**Provided data**

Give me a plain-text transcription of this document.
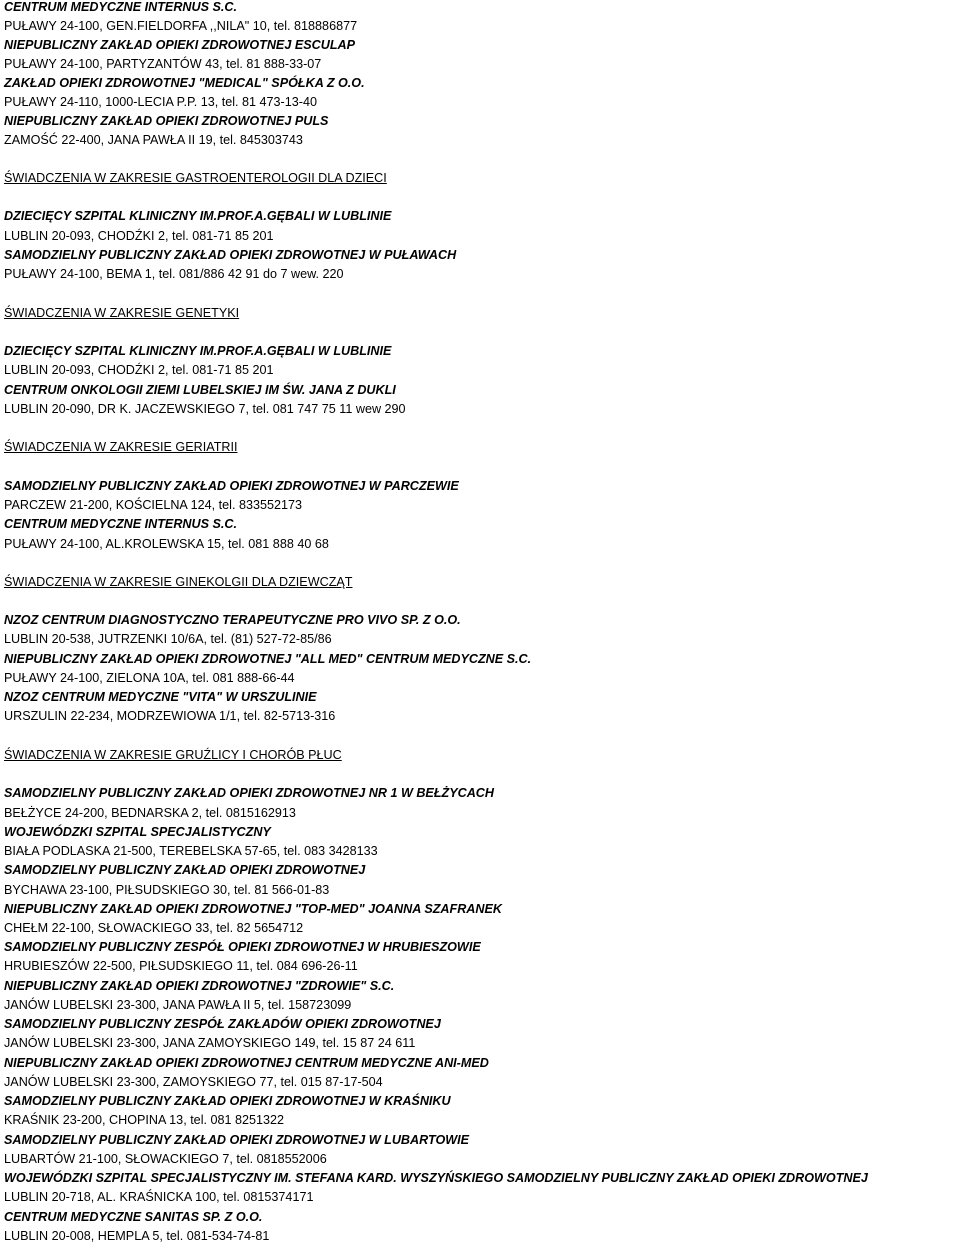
CENTRUM MEDYCZNE INTERNUS S.C.
PUŁAWY 24-100, GEN.FIELDORFA ,,NILA" 10, tel. 818886877
NIEPUBLICZNY ZAKŁAD OPIEKI ZDROWOTNEJ ESCULAP
PUŁAWY 24-100, PARTYZANTÓW 43, tel. 81 888-33-07
ZAKŁAD OPIEKI ZDROWOTNEJ "MEDICAL" SPÓŁKA Z O.O.
PUŁAWY 24-110, 1000-LECIA P.P. 13, tel. 81 473-13-40
NIEPUBLICZNY ZAKŁAD OPIEKI ZDROWOTNEJ PULS
ZAMOŚĆ 22-400, JANA PAWŁA II 19, tel. 845303743
ŚWIADCZENIA W ZAKRESIE GASTROENTEROLOGII DLA DZIECI
DZIECIĘCY SZPITAL KLINICZNY IM.PROF.A.GĘBALI W LUBLINIE
LUBLIN 20-093, CHODŹKI 2, tel. 081-71 85 201
SAMODZIELNY PUBLICZNY ZAKŁAD OPIEKI ZDROWOTNEJ W PUŁAWACH
PUŁAWY 24-100, BEMA 1, tel. 081/886 42 91 do 7 wew. 220
ŚWIADCZENIA W ZAKRESIE GENETYKI
DZIECIĘCY SZPITAL KLINICZNY IM.PROF.A.GĘBALI W LUBLINIE
LUBLIN 20-093, CHODŹKI 2, tel. 081-71 85 201
CENTRUM ONKOLOGII ZIEMI LUBELSKIEJ IM ŚW. JANA Z DUKLI
LUBLIN 20-090, DR K. JACZEWSKIEGO 7, tel. 081 747 75 11 wew 290
ŚWIADCZENIA W ZAKRESIE GERIATRII
SAMODZIELNY PUBLICZNY ZAKŁAD OPIEKI ZDROWOTNEJ W PARCZEWIE
PARCZEW 21-200, KOŚCIELNA 124, tel. 833552173
CENTRUM MEDYCZNE INTERNUS S.C.
PUŁAWY 24-100, AL.KROLEWSKA 15, tel. 081 888 40 68
ŚWIADCZENIA W ZAKRESIE GINEKOLGII DLA DZIEWCZĄT
NZOZ CENTRUM DIAGNOSTYCZNO TERAPEUTYCZNE PRO VIVO SP. Z O.O.
LUBLIN 20-538, JUTRZENKI 10/6A, tel. (81) 527-72-85/86
NIEPUBLICZNY ZAKŁAD OPIEKI ZDROWOTNEJ "ALL MED" CENTRUM MEDYCZNE S.C.
PUŁAWY 24-100, ZIELONA 10A, tel. 081 888-66-44
NZOZ CENTRUM MEDYCZNE "VITA" W URSZULINIE
URSZULIN 22-234, MODRZEWIOWA 1/1, tel. 82-5713-316
ŚWIADCZENIA W ZAKRESIE GRUŹLICY I CHORÓB PŁUC
SAMODZIELNY PUBLICZNY ZAKŁAD OPIEKI ZDROWOTNEJ NR 1 W BEŁŻYCACH
BEŁŻYCE 24-200, BEDNARSKA 2, tel. 0815162913
WOJEWÓDZKI SZPITAL SPECJALISTYCZNY
BIAŁA PODLASKA 21-500, TEREBELSKA 57-65, tel. 083 3428133
SAMODZIELNY PUBLICZNY ZAKŁAD OPIEKI ZDROWOTNEJ
BYCHAWA 23-100, PIŁSUDSKIEGO 30, tel. 81 566-01-83
NIEPUBLICZNY ZAKŁAD OPIEKI ZDROWOTNEJ "TOP-MED" JOANNA SZAFRANEK
CHEŁM 22-100, SŁOWACKIEGO 33, tel. 82 5654712
SAMODZIELNY PUBLICZNY ZESPÓŁ OPIEKI ZDROWOTNEJ W HRUBIESZOWIE
HRUBIESZÓW 22-500, PIŁSUDSKIEGO 11, tel. 084 696-26-11
NIEPUBLICZNY ZAKŁAD OPIEKI ZDROWOTNEJ "ZDROWIE" S.C.
JANÓW LUBELSKI 23-300, JANA PAWŁA II 5, tel. 158723099
SAMODZIELNY PUBLICZNY ZESPÓŁ ZAKŁADÓW OPIEKI ZDROWOTNEJ
JANÓW LUBELSKI 23-300, JANA ZAMOYSKIEGO 149, tel. 15 87 24 611
NIEPUBLICZNY ZAKŁAD OPIEKI ZDROWOTNEJ CENTRUM MEDYCZNE ANI-MED
JANÓW LUBELSKI 23-300, ZAMOYSKIEGO 77, tel. 015 87-17-504
SAMODZIELNY PUBLICZNY ZAKŁAD OPIEKI ZDROWOTNEJ W KRAŚNIKU
KRAŚNIK 23-200, CHOPINA 13, tel. 081 8251322
SAMODZIELNY PUBLICZNY ZAKŁAD OPIEKI ZDROWOTNEJ W LUBARTOWIE
LUBARTÓW 21-100, SŁOWACKIEGO 7, tel. 0818552006
WOJEWÓDZKI SZPITAL SPECJALISTYCZNY IM. STEFANA KARD. WYSZYŃSKIEGO SAMODZIELNY PUBLICZNY ZAKŁAD OPIEKI ZDROWOTNEJ
LUBLIN 20-718, AL. KRAŚNICKA 100, tel. 0815374171
CENTRUM MEDYCZNE SANITAS SP. Z O.O.
LUBLIN 20-008, HEMPLA 5, tel. 081-534-74-81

**The problem**
Pick out every line above that contains the word "PUŁAWY" and copy it.

**Solution to the exercise**
PUŁAWY 24-100, GEN.FIELDORFA ,,NILA" 10, tel. 818886877
PUŁAWY 24-100, PARTYZANTÓW 43, tel. 81 888-33-07
PUŁAWY 24-110, 1000-LECIA P.P. 13, tel. 81 473-13-40
PUŁAWY 24-100, BEMA 1, tel. 081/886 42 91 do 7 wew. 220
PUŁAWY 24-100, AL.KROLEWSKA 15, tel. 081 888 40 68
PUŁAWY 24-100, ZIELONA 10A, tel. 081 888-66-44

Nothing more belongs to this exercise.